> [Aim of the exercise]: List each line of the data that holds the string "Autofill", please.

> [Records shown]:

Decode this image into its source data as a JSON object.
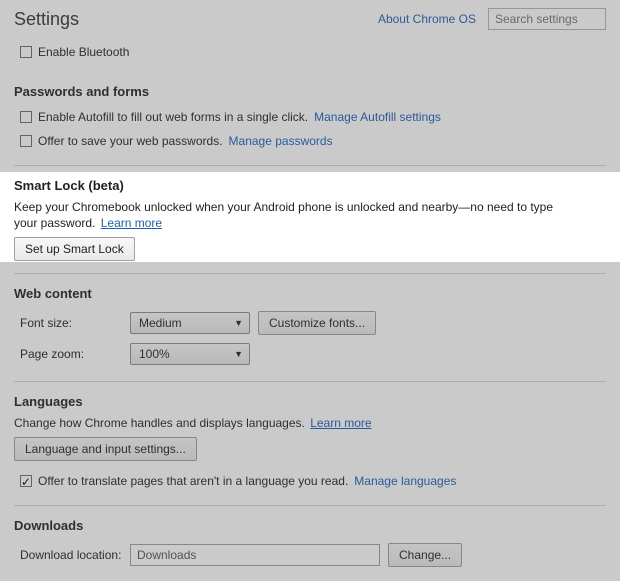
{
  "header": {
    "title": "Settings",
    "about_link": "About Chrome OS",
    "search_placeholder": "Search settings"
  },
  "bluetooth": {
    "enable_label": "Enable Bluetooth"
  },
  "passwords": {
    "title": "Passwords and forms",
    "autofill_label": "Enable Autofill to fill out web forms in a single click.",
    "autofill_link": "Manage Autofill settings",
    "save_pw_label": "Offer to save your web passwords.",
    "save_pw_link": "Manage passwords"
  },
  "smartlock": {
    "title": "Smart Lock (beta)",
    "desc": "Keep your Chromebook unlocked when your Android phone is unlocked and nearby—no need to type your password.",
    "learn_more": "Learn more",
    "button": "Set up Smart Lock"
  },
  "webcontent": {
    "title": "Web content",
    "font_size_label": "Font size:",
    "font_size_value": "Medium",
    "customize_fonts": "Customize fonts...",
    "zoom_label": "Page zoom:",
    "zoom_value": "100%"
  },
  "languages": {
    "title": "Languages",
    "desc": "Change how Chrome handles and displays languages.",
    "learn_more": "Learn more",
    "button": "Language and input settings...",
    "translate_label": "Offer to translate pages that aren't in a language you read.",
    "manage_link": "Manage languages"
  },
  "downloads": {
    "title": "Downloads",
    "location_label": "Download location:",
    "location_value": "Downloads",
    "change_button": "Change..."
  }
}
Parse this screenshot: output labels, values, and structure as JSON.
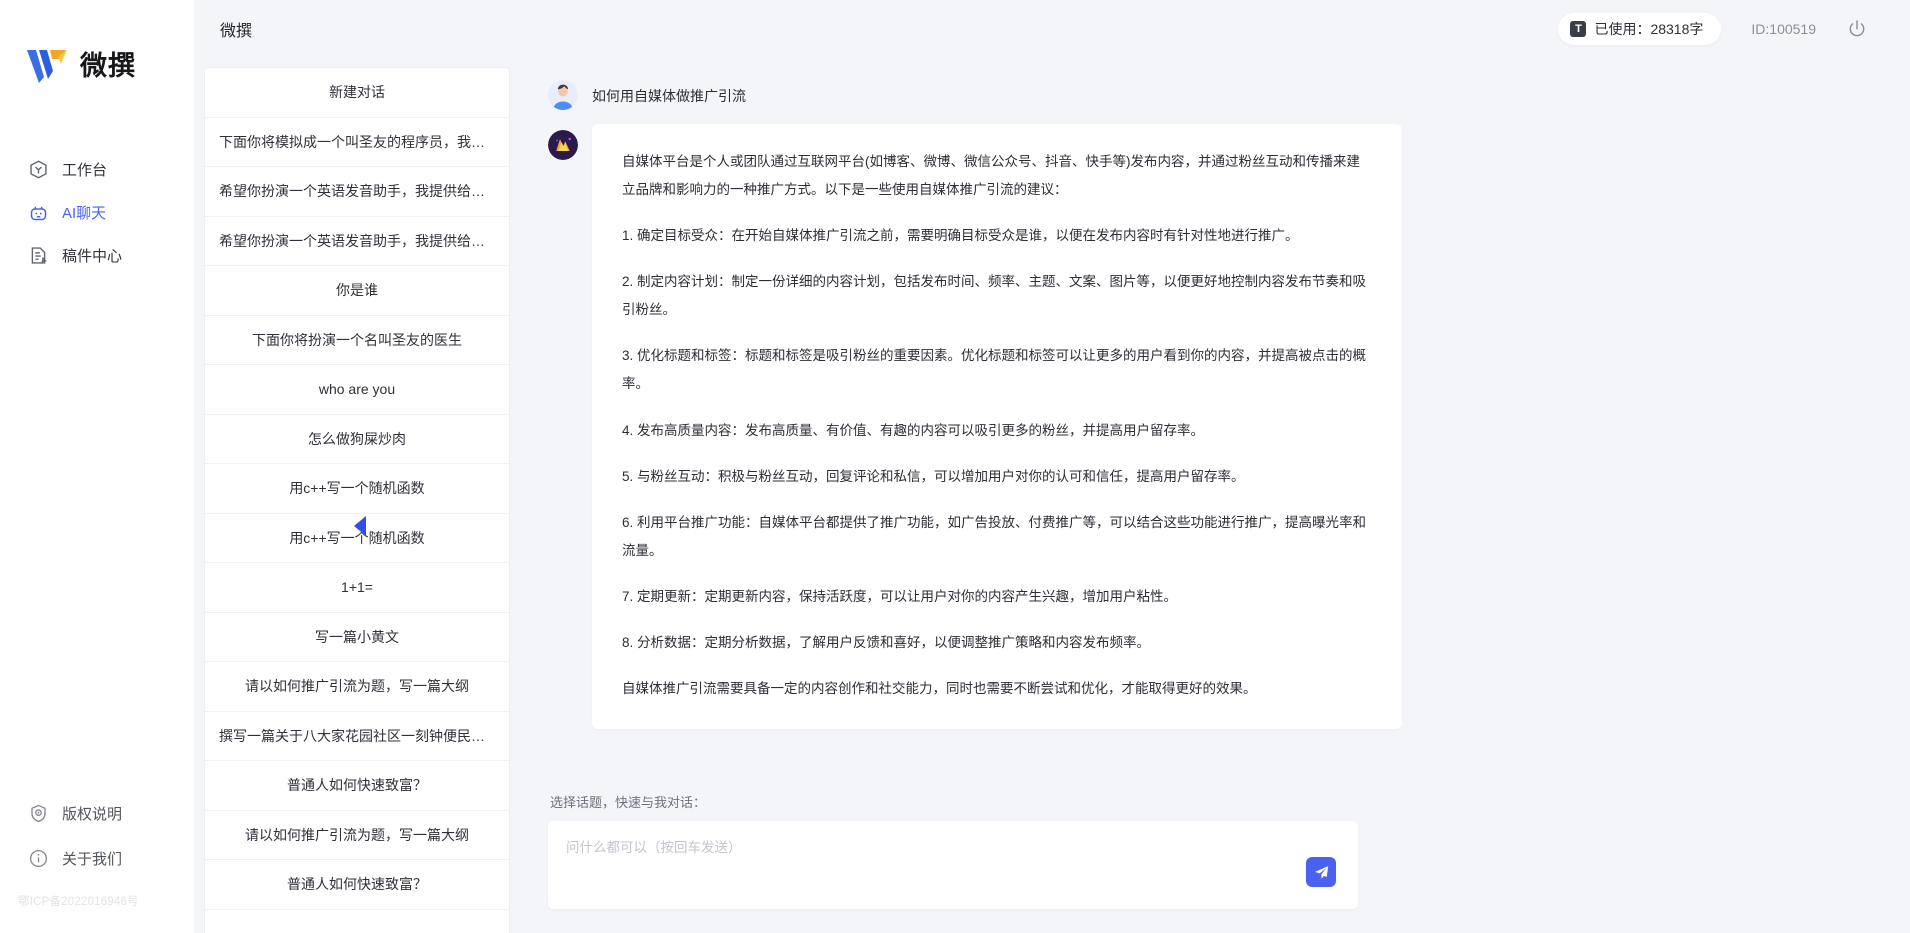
{
  "brand": {
    "name": "微撰",
    "logo_icon": "w-logo-icon"
  },
  "sidebar": {
    "items": [
      {
        "label": "工作台",
        "icon": "workbench-hexagon-icon",
        "active": false
      },
      {
        "label": "AI聊天",
        "icon": "ai-robot-icon",
        "active": true
      },
      {
        "label": "稿件中心",
        "icon": "document-edit-icon",
        "active": false
      }
    ],
    "bottom_items": [
      {
        "label": "版权说明",
        "icon": "shield-copyright-icon"
      },
      {
        "label": "关于我们",
        "icon": "info-circle-icon"
      }
    ],
    "icp": "鄂ICP备2022016946号"
  },
  "topbar": {
    "title": "微撰",
    "usage_badge_letter": "T",
    "usage_label": "已使用：28318字",
    "user_id": "ID:100519",
    "power_icon": "power-icon"
  },
  "conversations": {
    "new_chat_label": "新建对话",
    "items": [
      "下面你将模拟成一个叫圣友的程序员，我说...",
      "希望你扮演一个英语发音助手，我提供给你...",
      "希望你扮演一个英语发音助手，我提供给你...",
      "你是谁",
      "下面你将扮演一个名叫圣友的医生",
      "who are you",
      "怎么做狗屎炒肉",
      "用c++写一个随机函数",
      "用c++写一个随机函数",
      "1+1=",
      "写一篇小黄文",
      "请以如何推广引流为题，写一篇大纲",
      "撰写一篇关于八大家花园社区一刻钟便民生...",
      "普通人如何快速致富？",
      "请以如何推广引流为题，写一篇大纲",
      "普通人如何快速致富？"
    ]
  },
  "collapse_handle": {
    "icon": "chevron-left-triangle-icon"
  },
  "chat": {
    "user_message": {
      "avatar_icon": "user-avatar-icon",
      "text": "如何用自媒体做推广引流"
    },
    "ai_message": {
      "avatar_icon": "ai-avatar-icon",
      "paragraphs": [
        "自媒体平台是个人或团队通过互联网平台(如博客、微博、微信公众号、抖音、快手等)发布内容，并通过粉丝互动和传播来建立品牌和影响力的一种推广方式。以下是一些使用自媒体推广引流的建议：",
        "1. 确定目标受众：在开始自媒体推广引流之前，需要明确目标受众是谁，以便在发布内容时有针对性地进行推广。",
        "2. 制定内容计划：制定一份详细的内容计划，包括发布时间、频率、主题、文案、图片等，以便更好地控制内容发布节奏和吸引粉丝。",
        "3. 优化标题和标签：标题和标签是吸引粉丝的重要因素。优化标题和标签可以让更多的用户看到你的内容，并提高被点击的概率。",
        "4. 发布高质量内容：发布高质量、有价值、有趣的内容可以吸引更多的粉丝，并提高用户留存率。",
        "5. 与粉丝互动：积极与粉丝互动，回复评论和私信，可以增加用户对你的认可和信任，提高用户留存率。",
        "6. 利用平台推广功能：自媒体平台都提供了推广功能，如广告投放、付费推广等，可以结合这些功能进行推广，提高曝光率和流量。",
        "7. 定期更新：定期更新内容，保持活跃度，可以让用户对你的内容产生兴趣，增加用户粘性。",
        "8. 分析数据：定期分析数据，了解用户反馈和喜好，以便调整推广策略和内容发布频率。",
        "自媒体推广引流需要具备一定的内容创作和社交能力，同时也需要不断尝试和优化，才能取得更好的效果。"
      ]
    }
  },
  "composer": {
    "label": "选择话题，快速与我对话：",
    "placeholder": "问什么都可以（按回车发送）",
    "send_icon": "send-paper-plane-icon"
  },
  "colors": {
    "accent": "#4b62f0",
    "page_bg": "#f4f5f9",
    "panel_bg": "#ffffff",
    "text": "#2c2e35",
    "muted": "#8c8f99"
  }
}
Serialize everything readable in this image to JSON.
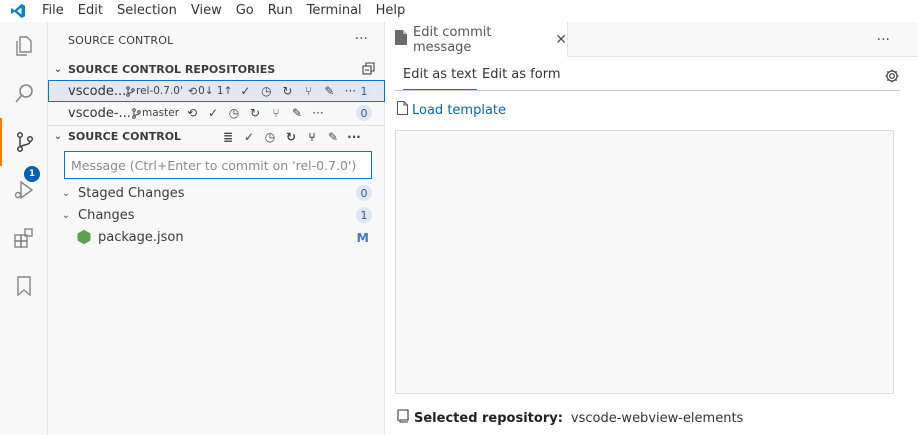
{
  "menubar": {
    "items": [
      "File",
      "Edit",
      "Selection",
      "View",
      "Go",
      "Run",
      "Terminal",
      "Help"
    ]
  },
  "activitybar": {
    "items": [
      "explorer-icon",
      "search-icon",
      "source-control-icon",
      "run-debug-icon",
      "extensions-icon",
      "bookmark-icon"
    ],
    "source_control_badge": "1",
    "accent": "#f57c00"
  },
  "sidebar": {
    "title": "SOURCE CONTROL",
    "repositories": {
      "header": "SOURCE CONTROL REPOSITORIES",
      "repos": [
        {
          "name": "vscode...",
          "branch": "rel-0.7.0'",
          "sync": "0↓ 1↑",
          "count": "1"
        },
        {
          "name": "vscode-...",
          "branch": "master",
          "count": "0"
        }
      ]
    },
    "source_control": {
      "header": "SOURCE CONTROL",
      "message_placeholder": "Message (Ctrl+Enter to commit on 'rel-0.7.0')",
      "staged": {
        "label": "Staged Changes",
        "count": "0"
      },
      "changes": {
        "label": "Changes",
        "count": "1"
      },
      "files": [
        {
          "name": "package.json",
          "status": "M"
        }
      ]
    }
  },
  "editor": {
    "tab": {
      "label": "Edit commit message"
    },
    "subtabs": {
      "text": "Edit as text",
      "form": "Edit as form"
    },
    "load_template": "Load template",
    "selected_repo": {
      "label": "Selected repository:",
      "value": "vscode-webview-elements"
    }
  },
  "colors": {
    "accent_blue": "#0078d4",
    "badge_blue": "#005fb8",
    "link_blue": "#0066bf",
    "node_green": "#5fa04e"
  }
}
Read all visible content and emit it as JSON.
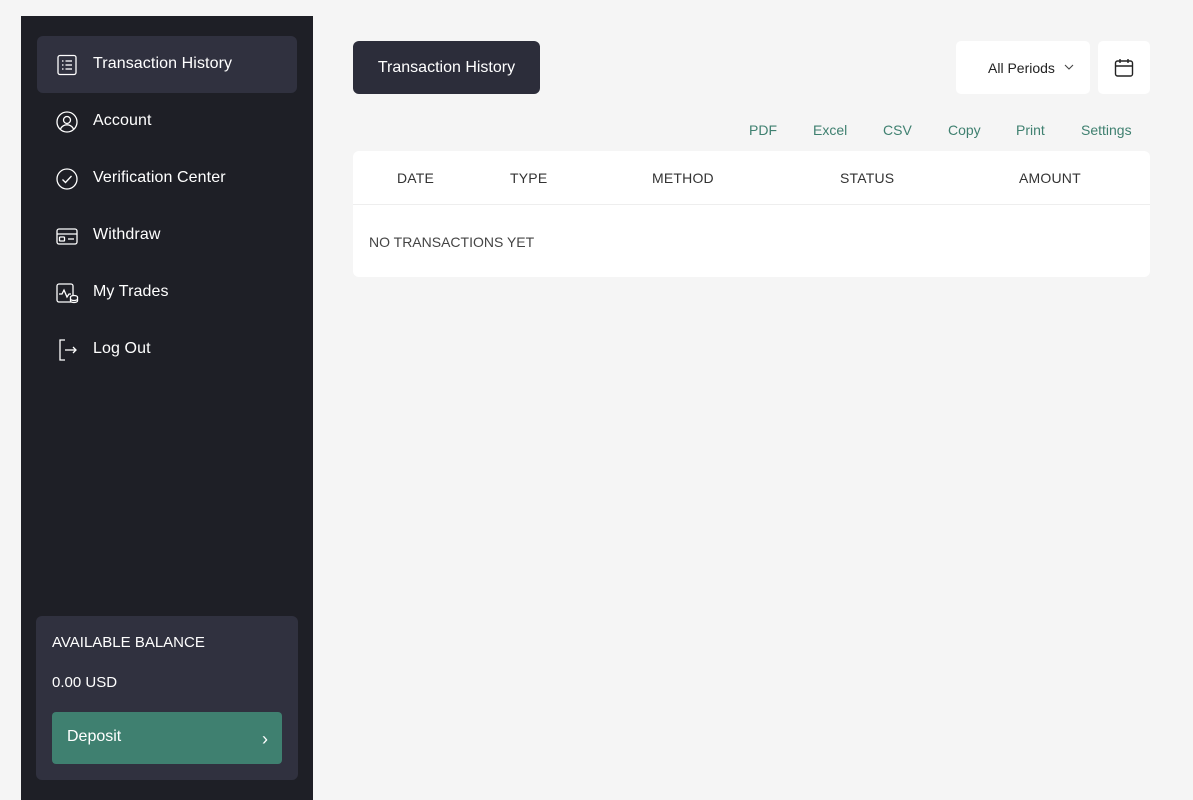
{
  "sidebar": {
    "items": [
      {
        "label": "Transaction History",
        "icon": "list-icon",
        "active": true
      },
      {
        "label": "Account",
        "icon": "user-circle-icon",
        "active": false
      },
      {
        "label": "Verification Center",
        "icon": "check-circle-icon",
        "active": false
      },
      {
        "label": "Withdraw",
        "icon": "wallet-icon",
        "active": false
      },
      {
        "label": "My Trades",
        "icon": "trades-icon",
        "active": false
      },
      {
        "label": "Log Out",
        "icon": "logout-icon",
        "active": false
      }
    ],
    "balance": {
      "title": "AVAILABLE BALANCE",
      "value": "0.00 USD",
      "deposit_label": "Deposit",
      "deposit_chevron": "›"
    }
  },
  "main": {
    "title": "Transaction History",
    "period_select": {
      "value": "All Periods"
    },
    "export_actions": [
      "PDF",
      "Excel",
      "CSV",
      "Copy",
      "Print",
      "Settings"
    ],
    "table": {
      "columns": [
        "DATE",
        "TYPE",
        "METHOD",
        "STATUS",
        "AMOUNT"
      ],
      "empty_message": "NO TRANSACTIONS YET"
    }
  },
  "colors": {
    "sidebar_bg": "#1e1f26",
    "active_item_bg": "#30313f",
    "accent": "#3f8070",
    "page_bg": "#f5f5f5"
  }
}
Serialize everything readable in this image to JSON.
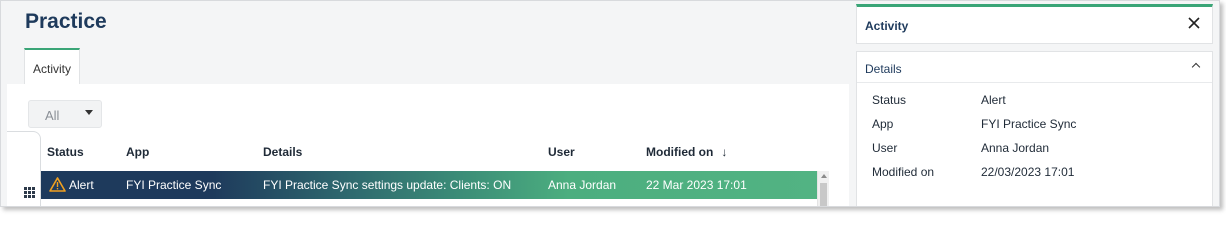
{
  "page": {
    "title": "Practice"
  },
  "tabs": [
    {
      "label": "Activity",
      "active": true
    }
  ],
  "filter": {
    "value": "All"
  },
  "table": {
    "columns": [
      {
        "label": "Status"
      },
      {
        "label": "App"
      },
      {
        "label": "Details"
      },
      {
        "label": "User"
      },
      {
        "label": "Modified on",
        "sort": "descending"
      }
    ],
    "rows": [
      {
        "status": "Alert",
        "status_icon": "warning-triangle-icon",
        "app": "FYI Practice Sync",
        "details": "FYI Practice Sync settings update: Clients: ON",
        "user": "Anna Jordan",
        "modified_on": "22 Mar 2023 17:01",
        "selected": true
      }
    ]
  },
  "side_panel": {
    "title": "Activity",
    "section_title": "Details",
    "fields": [
      {
        "label": "Status",
        "value": "Alert"
      },
      {
        "label": "App",
        "value": "FYI Practice Sync"
      },
      {
        "label": "User",
        "value": "Anna Jordan"
      },
      {
        "label": "Modified on",
        "value": "22/03/2023 17:01"
      }
    ]
  },
  "colors": {
    "accent": "#3aa577",
    "title": "#1e3a5c",
    "selected_row_start": "#1e3a5c",
    "selected_row_end": "#52b383",
    "warning": "#f0a020"
  },
  "icons": {
    "sort": "arrow-down-icon",
    "close": "close-icon",
    "collapse": "chevron-up-icon",
    "filter_caret": "caret-down-icon",
    "grid": "grid-icon"
  }
}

> [Answer]:
    "autofill_label": "Enable Autofill to fill out web forms in a single click.",
    "autofill_link": "Manage Autofill settings",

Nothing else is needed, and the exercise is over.